Repeat all the material exactly; pictures stay out of your copy.

- _PROVIDED DATA_:
——————

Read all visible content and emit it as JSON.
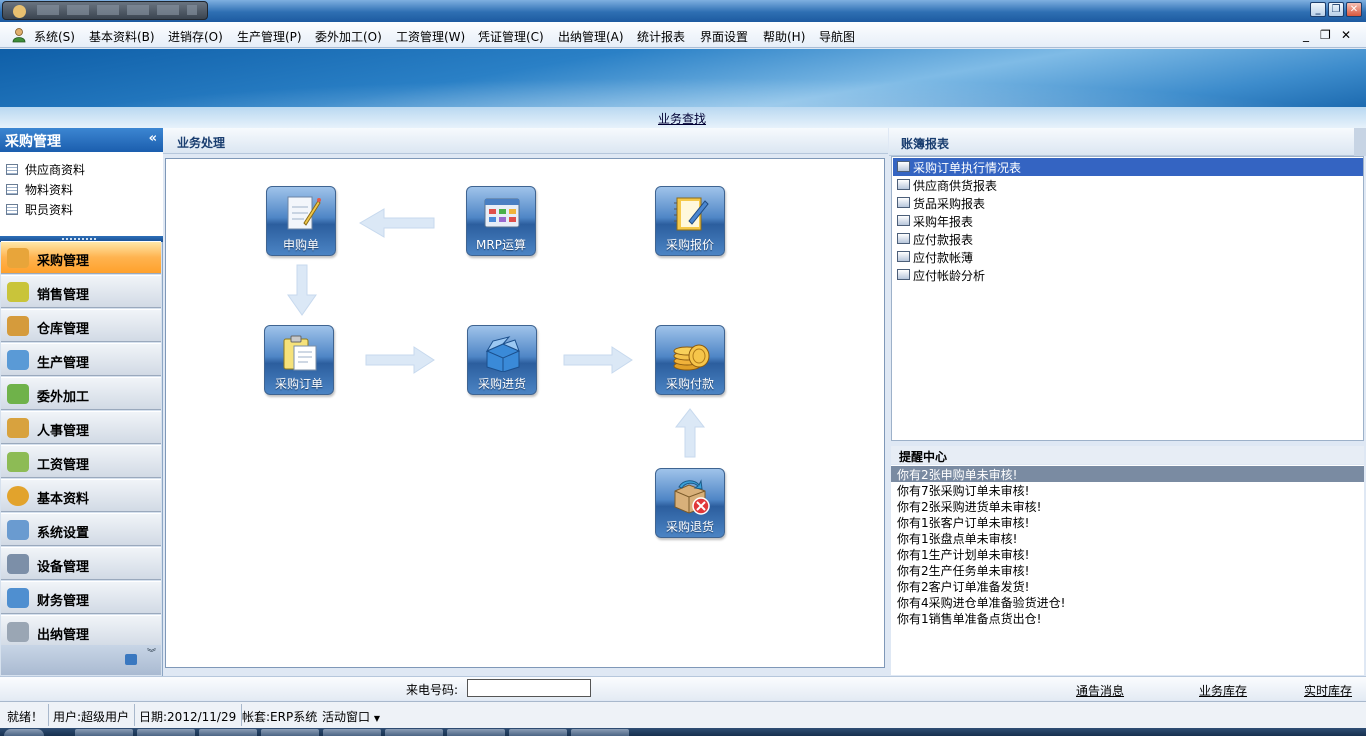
{
  "menu": {
    "items": [
      "系统(S)",
      "基本资料(B)",
      "进销存(O)",
      "生产管理(P)",
      "委外加工(O)",
      "工资管理(W)",
      "凭证管理(C)",
      "出纳管理(A)",
      "统计报表",
      "界面设置",
      "帮助(H)",
      "导航图"
    ],
    "mdi_min": "_",
    "mdi_restore": "❐",
    "mdi_close": "✕"
  },
  "window": {
    "min": "_",
    "restore": "❐",
    "close": "✕"
  },
  "banner": {
    "link": "业务查找"
  },
  "sidebar": {
    "title": "采购管理",
    "collapse": "«",
    "sub_items": [
      "供应商资料",
      "物料资料",
      "职员资料"
    ],
    "modules": [
      {
        "label": "采购管理",
        "active": true,
        "icon": "cart-icon",
        "color": "#e8a53a"
      },
      {
        "label": "销售管理",
        "active": false,
        "icon": "sales-icon",
        "color": "#c9c43a"
      },
      {
        "label": "仓库管理",
        "active": false,
        "icon": "warehouse-icon",
        "color": "#d59b3c"
      },
      {
        "label": "生产管理",
        "active": false,
        "icon": "production-icon",
        "color": "#5a9ad6"
      },
      {
        "label": "委外加工",
        "active": false,
        "icon": "outsource-icon",
        "color": "#6fb24a"
      },
      {
        "label": "人事管理",
        "active": false,
        "icon": "people-icon",
        "color": "#d8a23e"
      },
      {
        "label": "工资管理",
        "active": false,
        "icon": "salary-icon",
        "color": "#8dbb55"
      },
      {
        "label": "基本资料",
        "active": false,
        "icon": "gear-icon",
        "color": "#e2a32c"
      },
      {
        "label": "系统设置",
        "active": false,
        "icon": "settings-icon",
        "color": "#6a9bd0"
      },
      {
        "label": "设备管理",
        "active": false,
        "icon": "equipment-icon",
        "color": "#7c8fa8"
      },
      {
        "label": "财务管理",
        "active": false,
        "icon": "finance-icon",
        "color": "#4f8fd0"
      },
      {
        "label": "出纳管理",
        "active": false,
        "icon": "cashier-icon",
        "color": "#9aa6b4"
      }
    ],
    "footer_chevron": "︾"
  },
  "workflow": {
    "title": "业务处理",
    "nodes": {
      "purchase_request": {
        "label": "申购单",
        "icon": "request-form-icon",
        "color": "#f3f6fb"
      },
      "mrp": {
        "label": "MRP运算",
        "icon": "mrp-calc-icon",
        "color": "#e8eef7"
      },
      "quote": {
        "label": "采购报价",
        "icon": "notebook-pen-icon",
        "color": "#f5c94b"
      },
      "order": {
        "label": "采购订单",
        "icon": "clipboard-icon",
        "color": "#f6e27a"
      },
      "receipt": {
        "label": "采购进货",
        "icon": "box-icon",
        "color": "#3a8ad8"
      },
      "payment": {
        "label": "采购付款",
        "icon": "coins-icon",
        "color": "#f0b23a"
      },
      "return": {
        "label": "采购退货",
        "icon": "return-box-icon",
        "color": "#d8b07a"
      }
    }
  },
  "reports": {
    "title": "账簿报表",
    "items": [
      "采购订单执行情况表",
      "供应商供货报表",
      "货品采购报表",
      "采购年报表",
      "应付款报表",
      "应付款帐薄",
      "应付帐龄分析"
    ],
    "selected_index": 0
  },
  "reminders": {
    "title": "提醒中心",
    "items": [
      "你有2张申购单未审核!",
      "你有7张采购订单未审核!",
      "你有2张采购进货单未审核!",
      "你有1张客户订单未审核!",
      "你有1张盘点单未审核!",
      "你有1生产计划单未审核!",
      "你有2生产任务单未审核!",
      "你有2客户订单准备发货!",
      "你有4采购进仓单准备验货进仓!",
      "你有1销售单准备点货出仓!"
    ],
    "selected_index": 0
  },
  "phonebar": {
    "label": "来电号码:",
    "value": "",
    "links": [
      "通告消息",
      "业务库存",
      "实时库存"
    ]
  },
  "status": {
    "ready": "就绪！",
    "user": "用户:超级用户",
    "date": "日期:2012/11/29",
    "account": "帐套:ERP系统",
    "active_window": "活动窗口"
  },
  "colors": {
    "accent": "#2a6fc0",
    "active_module": "#ffa12c",
    "selected_report": "#3464c2"
  }
}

——————

- _SOLUTION TO THIS EXERCISE_:
Read all visible content and emit it as JSON.
{
  "menu": {
    "items": [
      "系统(S)",
      "基本资料(B)",
      "进销存(O)",
      "生产管理(P)",
      "委外加工(O)",
      "工资管理(W)",
      "凭证管理(C)",
      "出纳管理(A)",
      "统计报表",
      "界面设置",
      "帮助(H)",
      "导航图"
    ],
    "mdi_min": "_",
    "mdi_restore": "❐",
    "mdi_close": "✕"
  },
  "window": {
    "min": "_",
    "restore": "❐",
    "close": "✕"
  },
  "banner": {
    "link": "业务查找"
  },
  "sidebar": {
    "title": "采购管理",
    "collapse": "«",
    "sub_items": [
      "供应商资料",
      "物料资料",
      "职员资料"
    ],
    "modules": [
      {
        "label": "采购管理",
        "active": true,
        "icon": "cart-icon",
        "color": "#e8a53a"
      },
      {
        "label": "销售管理",
        "active": false,
        "icon": "sales-icon",
        "color": "#c9c43a"
      },
      {
        "label": "仓库管理",
        "active": false,
        "icon": "warehouse-icon",
        "color": "#d59b3c"
      },
      {
        "label": "生产管理",
        "active": false,
        "icon": "production-icon",
        "color": "#5a9ad6"
      },
      {
        "label": "委外加工",
        "active": false,
        "icon": "outsource-icon",
        "color": "#6fb24a"
      },
      {
        "label": "人事管理",
        "active": false,
        "icon": "people-icon",
        "color": "#d8a23e"
      },
      {
        "label": "工资管理",
        "active": false,
        "icon": "salary-icon",
        "color": "#8dbb55"
      },
      {
        "label": "基本资料",
        "active": false,
        "icon": "gear-icon",
        "color": "#e2a32c"
      },
      {
        "label": "系统设置",
        "active": false,
        "icon": "settings-icon",
        "color": "#6a9bd0"
      },
      {
        "label": "设备管理",
        "active": false,
        "icon": "equipment-icon",
        "color": "#7c8fa8"
      },
      {
        "label": "财务管理",
        "active": false,
        "icon": "finance-icon",
        "color": "#4f8fd0"
      },
      {
        "label": "出纳管理",
        "active": false,
        "icon": "cashier-icon",
        "color": "#9aa6b4"
      }
    ],
    "footer_chevron": "︾"
  },
  "workflow": {
    "title": "业务处理",
    "nodes": {
      "purchase_request": {
        "label": "申购单",
        "icon": "request-form-icon",
        "color": "#f3f6fb"
      },
      "mrp": {
        "label": "MRP运算",
        "icon": "mrp-calc-icon",
        "color": "#e8eef7"
      },
      "quote": {
        "label": "采购报价",
        "icon": "notebook-pen-icon",
        "color": "#f5c94b"
      },
      "order": {
        "label": "采购订单",
        "icon": "clipboard-icon",
        "color": "#f6e27a"
      },
      "receipt": {
        "label": "采购进货",
        "icon": "box-icon",
        "color": "#3a8ad8"
      },
      "payment": {
        "label": "采购付款",
        "icon": "coins-icon",
        "color": "#f0b23a"
      },
      "return": {
        "label": "采购退货",
        "icon": "return-box-icon",
        "color": "#d8b07a"
      }
    }
  },
  "reports": {
    "title": "账簿报表",
    "items": [
      "采购订单执行情况表",
      "供应商供货报表",
      "货品采购报表",
      "采购年报表",
      "应付款报表",
      "应付款帐薄",
      "应付帐龄分析"
    ],
    "selected_index": 0
  },
  "reminders": {
    "title": "提醒中心",
    "items": [
      "你有2张申购单未审核!",
      "你有7张采购订单未审核!",
      "你有2张采购进货单未审核!",
      "你有1张客户订单未审核!",
      "你有1张盘点单未审核!",
      "你有1生产计划单未审核!",
      "你有2生产任务单未审核!",
      "你有2客户订单准备发货!",
      "你有4采购进仓单准备验货进仓!",
      "你有1销售单准备点货出仓!"
    ],
    "selected_index": 0
  },
  "phonebar": {
    "label": "来电号码:",
    "value": "",
    "links": [
      "通告消息",
      "业务库存",
      "实时库存"
    ]
  },
  "status": {
    "ready": "就绪！",
    "user": "用户:超级用户",
    "date": "日期:2012/11/29",
    "account": "帐套:ERP系统",
    "active_window": "活动窗口"
  },
  "colors": {
    "accent": "#2a6fc0",
    "active_module": "#ffa12c",
    "selected_report": "#3464c2"
  }
}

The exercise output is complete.